# Stated problem
Each record below should be repeated precisely as written.

# Recorded data
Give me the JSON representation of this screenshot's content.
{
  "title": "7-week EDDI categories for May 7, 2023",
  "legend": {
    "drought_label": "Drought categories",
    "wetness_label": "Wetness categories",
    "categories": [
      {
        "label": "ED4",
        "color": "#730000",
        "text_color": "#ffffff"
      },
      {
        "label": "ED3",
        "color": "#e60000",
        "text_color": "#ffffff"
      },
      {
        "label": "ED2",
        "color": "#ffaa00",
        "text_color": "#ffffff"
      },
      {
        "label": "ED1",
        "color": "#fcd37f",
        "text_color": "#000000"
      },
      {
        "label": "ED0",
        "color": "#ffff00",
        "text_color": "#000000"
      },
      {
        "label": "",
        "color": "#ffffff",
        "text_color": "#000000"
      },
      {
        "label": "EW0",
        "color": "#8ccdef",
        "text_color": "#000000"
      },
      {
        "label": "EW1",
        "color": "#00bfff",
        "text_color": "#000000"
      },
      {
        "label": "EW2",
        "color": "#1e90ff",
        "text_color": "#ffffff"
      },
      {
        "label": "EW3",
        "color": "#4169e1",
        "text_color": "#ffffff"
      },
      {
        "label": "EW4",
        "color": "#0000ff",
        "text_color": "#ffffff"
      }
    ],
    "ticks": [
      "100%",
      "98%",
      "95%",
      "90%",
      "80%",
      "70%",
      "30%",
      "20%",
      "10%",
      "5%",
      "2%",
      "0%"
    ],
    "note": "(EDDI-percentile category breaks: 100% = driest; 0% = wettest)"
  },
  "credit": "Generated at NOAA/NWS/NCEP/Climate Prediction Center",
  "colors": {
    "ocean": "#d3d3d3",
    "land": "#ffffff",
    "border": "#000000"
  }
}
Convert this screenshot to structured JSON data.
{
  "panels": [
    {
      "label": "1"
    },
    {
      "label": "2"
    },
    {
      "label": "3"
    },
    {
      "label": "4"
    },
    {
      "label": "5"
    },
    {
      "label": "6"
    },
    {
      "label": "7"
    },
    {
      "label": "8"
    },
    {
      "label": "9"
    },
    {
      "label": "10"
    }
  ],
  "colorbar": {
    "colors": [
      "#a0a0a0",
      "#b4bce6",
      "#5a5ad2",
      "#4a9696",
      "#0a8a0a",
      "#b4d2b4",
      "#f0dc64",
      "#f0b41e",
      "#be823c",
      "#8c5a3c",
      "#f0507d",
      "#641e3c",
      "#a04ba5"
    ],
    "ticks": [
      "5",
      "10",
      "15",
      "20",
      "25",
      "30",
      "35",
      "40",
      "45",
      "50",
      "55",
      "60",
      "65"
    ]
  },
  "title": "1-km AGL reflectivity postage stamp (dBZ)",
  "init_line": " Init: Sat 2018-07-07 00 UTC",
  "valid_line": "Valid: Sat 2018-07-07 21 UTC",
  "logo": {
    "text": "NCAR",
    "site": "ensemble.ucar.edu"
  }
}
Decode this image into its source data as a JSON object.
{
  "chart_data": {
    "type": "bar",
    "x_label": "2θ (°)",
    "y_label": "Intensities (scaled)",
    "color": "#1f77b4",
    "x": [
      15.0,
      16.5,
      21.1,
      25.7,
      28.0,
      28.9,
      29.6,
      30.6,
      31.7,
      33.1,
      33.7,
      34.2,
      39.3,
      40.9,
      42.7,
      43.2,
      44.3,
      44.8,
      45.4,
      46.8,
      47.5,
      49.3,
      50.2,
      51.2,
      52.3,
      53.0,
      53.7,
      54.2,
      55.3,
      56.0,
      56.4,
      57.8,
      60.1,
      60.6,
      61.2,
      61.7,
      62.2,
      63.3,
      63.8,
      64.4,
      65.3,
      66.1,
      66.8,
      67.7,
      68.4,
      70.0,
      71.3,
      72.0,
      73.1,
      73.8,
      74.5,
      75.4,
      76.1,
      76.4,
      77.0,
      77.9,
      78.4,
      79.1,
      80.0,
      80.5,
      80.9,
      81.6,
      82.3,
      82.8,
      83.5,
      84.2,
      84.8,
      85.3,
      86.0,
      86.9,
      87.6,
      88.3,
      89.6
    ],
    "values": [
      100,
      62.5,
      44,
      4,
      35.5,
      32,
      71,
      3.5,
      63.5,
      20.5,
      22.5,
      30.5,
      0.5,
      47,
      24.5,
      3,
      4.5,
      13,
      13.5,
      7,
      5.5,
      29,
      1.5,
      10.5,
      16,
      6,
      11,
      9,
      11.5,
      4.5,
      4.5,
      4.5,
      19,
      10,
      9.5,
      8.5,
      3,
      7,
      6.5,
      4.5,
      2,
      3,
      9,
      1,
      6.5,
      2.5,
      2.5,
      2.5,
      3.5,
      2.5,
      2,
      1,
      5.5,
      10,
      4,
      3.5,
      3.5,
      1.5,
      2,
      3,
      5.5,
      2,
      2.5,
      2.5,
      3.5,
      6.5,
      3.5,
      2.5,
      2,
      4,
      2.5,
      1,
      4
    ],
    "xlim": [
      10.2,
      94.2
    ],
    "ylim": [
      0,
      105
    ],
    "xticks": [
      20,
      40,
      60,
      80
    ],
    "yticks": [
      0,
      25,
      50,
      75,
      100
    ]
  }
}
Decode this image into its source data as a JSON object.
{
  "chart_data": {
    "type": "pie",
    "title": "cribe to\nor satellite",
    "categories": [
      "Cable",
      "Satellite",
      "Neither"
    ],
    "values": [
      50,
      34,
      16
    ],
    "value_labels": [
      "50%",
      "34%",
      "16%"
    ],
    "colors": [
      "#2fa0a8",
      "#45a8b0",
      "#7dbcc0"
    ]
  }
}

# Reply
Give me the JSON representation of this screenshot's content.
{
  "title": "7-week EDDI categories for May 7, 2023",
  "legend": {
    "drought_label": "Drought categories",
    "wetness_label": "Wetness categories",
    "categories": [
      {
        "label": "ED4",
        "color": "#730000",
        "text_color": "#ffffff"
      },
      {
        "label": "ED3",
        "color": "#e60000",
        "text_color": "#ffffff"
      },
      {
        "label": "ED2",
        "color": "#ffaa00",
        "text_color": "#ffffff"
      },
      {
        "label": "ED1",
        "color": "#fcd37f",
        "text_color": "#000000"
      },
      {
        "label": "ED0",
        "color": "#ffff00",
        "text_color": "#000000"
      },
      {
        "label": "",
        "color": "#ffffff",
        "text_color": "#000000"
      },
      {
        "label": "EW0",
        "color": "#8ccdef",
        "text_color": "#000000"
      },
      {
        "label": "EW1",
        "color": "#00bfff",
        "text_color": "#000000"
      },
      {
        "label": "EW2",
        "color": "#1e90ff",
        "text_color": "#ffffff"
      },
      {
        "label": "EW3",
        "color": "#4169e1",
        "text_color": "#ffffff"
      },
      {
        "label": "EW4",
        "color": "#0000ff",
        "text_color": "#ffffff"
      }
    ],
    "ticks": [
      "100%",
      "98%",
      "95%",
      "90%",
      "80%",
      "70%",
      "30%",
      "20%",
      "10%",
      "5%",
      "2%",
      "0%"
    ],
    "note": "(EDDI-percentile category breaks: 100% = driest; 0% = wettest)"
  },
  "credit": "Generated at NOAA/NWS/NCEP/Climate Prediction Center",
  "colors": {
    "ocean": "#d3d3d3",
    "land": "#ffffff",
    "border": "#000000"
  }
}
Convert this screenshot to structured JSON data.
{
  "panels": [
    {
      "label": "1"
    },
    {
      "label": "2"
    },
    {
      "label": "3"
    },
    {
      "label": "4"
    },
    {
      "label": "5"
    },
    {
      "label": "6"
    },
    {
      "label": "7"
    },
    {
      "label": "8"
    },
    {
      "label": "9"
    },
    {
      "label": "10"
    }
  ],
  "colorbar": {
    "colors": [
      "#a0a0a0",
      "#b4bce6",
      "#5a5ad2",
      "#4a9696",
      "#0a8a0a",
      "#b4d2b4",
      "#f0dc64",
      "#f0b41e",
      "#be823c",
      "#8c5a3c",
      "#f0507d",
      "#641e3c",
      "#a04ba5"
    ],
    "ticks": [
      "5",
      "10",
      "15",
      "20",
      "25",
      "30",
      "35",
      "40",
      "45",
      "50",
      "55",
      "60",
      "65"
    ]
  },
  "title": "1-km AGL reflectivity postage stamp (dBZ)",
  "init_line": " Init: Sat 2018-07-07 00 UTC",
  "valid_line": "Valid: Sat 2018-07-07 21 UTC",
  "logo": {
    "text": "NCAR",
    "site": "ensemble.ucar.edu"
  }
}
Decode this image into its source data as a JSON object.
{
  "chart_data": {
    "type": "bar",
    "x_label": "2θ (°)",
    "y_label": "Intensities (scaled)",
    "color": "#1f77b4",
    "x": [
      15.0,
      16.5,
      21.1,
      25.7,
      28.0,
      28.9,
      29.6,
      30.6,
      31.7,
      33.1,
      33.7,
      34.2,
      39.3,
      40.9,
      42.7,
      43.2,
      44.3,
      44.8,
      45.4,
      46.8,
      47.5,
      49.3,
      50.2,
      51.2,
      52.3,
      53.0,
      53.7,
      54.2,
      55.3,
      56.0,
      56.4,
      57.8,
      60.1,
      60.6,
      61.2,
      61.7,
      62.2,
      63.3,
      63.8,
      64.4,
      65.3,
      66.1,
      66.8,
      67.7,
      68.4,
      70.0,
      71.3,
      72.0,
      73.1,
      73.8,
      74.5,
      75.4,
      76.1,
      76.4,
      77.0,
      77.9,
      78.4,
      79.1,
      80.0,
      80.5,
      80.9,
      81.6,
      82.3,
      82.8,
      83.5,
      84.2,
      84.8,
      85.3,
      86.0,
      86.9,
      87.6,
      88.3,
      89.6
    ],
    "values": [
      100,
      62.5,
      44,
      4,
      35.5,
      32,
      71,
      3.5,
      63.5,
      20.5,
      22.5,
      30.5,
      0.5,
      47,
      24.5,
      3,
      4.5,
      13,
      13.5,
      7,
      5.5,
      29,
      1.5,
      10.5,
      16,
      6,
      11,
      9,
      11.5,
      4.5,
      4.5,
      4.5,
      19,
      10,
      9.5,
      8.5,
      3,
      7,
      6.5,
      4.5,
      2,
      3,
      9,
      1,
      6.5,
      2.5,
      2.5,
      2.5,
      3.5,
      2.5,
      2,
      1,
      5.5,
      10,
      4,
      3.5,
      3.5,
      1.5,
      2,
      3,
      5.5,
      2,
      2.5,
      2.5,
      3.5,
      6.5,
      3.5,
      2.5,
      2,
      4,
      2.5,
      1,
      4
    ],
    "xlim": [
      10.2,
      94.2
    ],
    "ylim": [
      0,
      105
    ],
    "xticks": [
      20,
      40,
      60,
      80
    ],
    "yticks": [
      0,
      25,
      50,
      75,
      100
    ]
  }
}
Decode this image into its source data as a JSON object.
{
  "chart_data": {
    "type": "pie",
    "title": "cribe to\nor satellite",
    "categories": [
      "Cable",
      "Satellite",
      "Neither"
    ],
    "values": [
      50,
      34,
      16
    ],
    "value_labels": [
      "50%",
      "34%",
      "16%"
    ],
    "colors": [
      "#2fa0a8",
      "#45a8b0",
      "#7dbcc0"
    ]
  }
}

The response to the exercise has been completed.